[[ RECORDS SUPPLIED, beginning ]]
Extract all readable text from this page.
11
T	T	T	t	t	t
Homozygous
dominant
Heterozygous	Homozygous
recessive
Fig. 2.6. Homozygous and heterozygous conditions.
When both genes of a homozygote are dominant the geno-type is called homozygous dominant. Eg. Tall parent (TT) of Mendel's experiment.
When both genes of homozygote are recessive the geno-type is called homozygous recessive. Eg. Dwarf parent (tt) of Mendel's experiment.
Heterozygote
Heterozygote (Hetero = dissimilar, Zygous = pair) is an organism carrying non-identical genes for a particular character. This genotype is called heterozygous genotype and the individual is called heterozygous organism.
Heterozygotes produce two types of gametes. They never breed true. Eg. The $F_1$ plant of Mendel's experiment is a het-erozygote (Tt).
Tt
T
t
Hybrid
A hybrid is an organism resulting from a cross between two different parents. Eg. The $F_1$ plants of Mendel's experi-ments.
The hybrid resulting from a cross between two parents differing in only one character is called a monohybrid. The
[[ RECORDS SUPPLIED, end ]]
WHAT IS NEEDED
Repeat the data above, word for word.

WRITTEN RESPONSE
Extract all readable text from this page.
11
T	T	T	t	t	t
Homozygous
dominant
Heterozygous	Homozygous
recessive
Fig. 2.6. Homozygous and heterozygous conditions.
When both genes of a homozygote are dominant the geno-type is called homozygous dominant. Eg. Tall parent (TT) of Mendel's experiment.
When both genes of homozygote are recessive the geno-type is called homozygous recessive. Eg. Dwarf parent (tt) of Mendel's experiment.
Heterozygote
Heterozygote (Hetero = dissimilar, Zygous = pair) is an organism carrying non-identical genes for a particular character. This genotype is called heterozygous genotype and the individual is called heterozygous organism.
Heterozygotes produce two types of gametes. They never breed true. Eg. The $F_1$ plant of Mendel's experiment is a het-erozygote (Tt).
Tt
T
t
Hybrid
A hybrid is an organism resulting from a cross between two different parents. Eg. The $F_1$ plants of Mendel's experi-ments.
The hybrid resulting from a cross between two parents differing in only one character is called a monohybrid. The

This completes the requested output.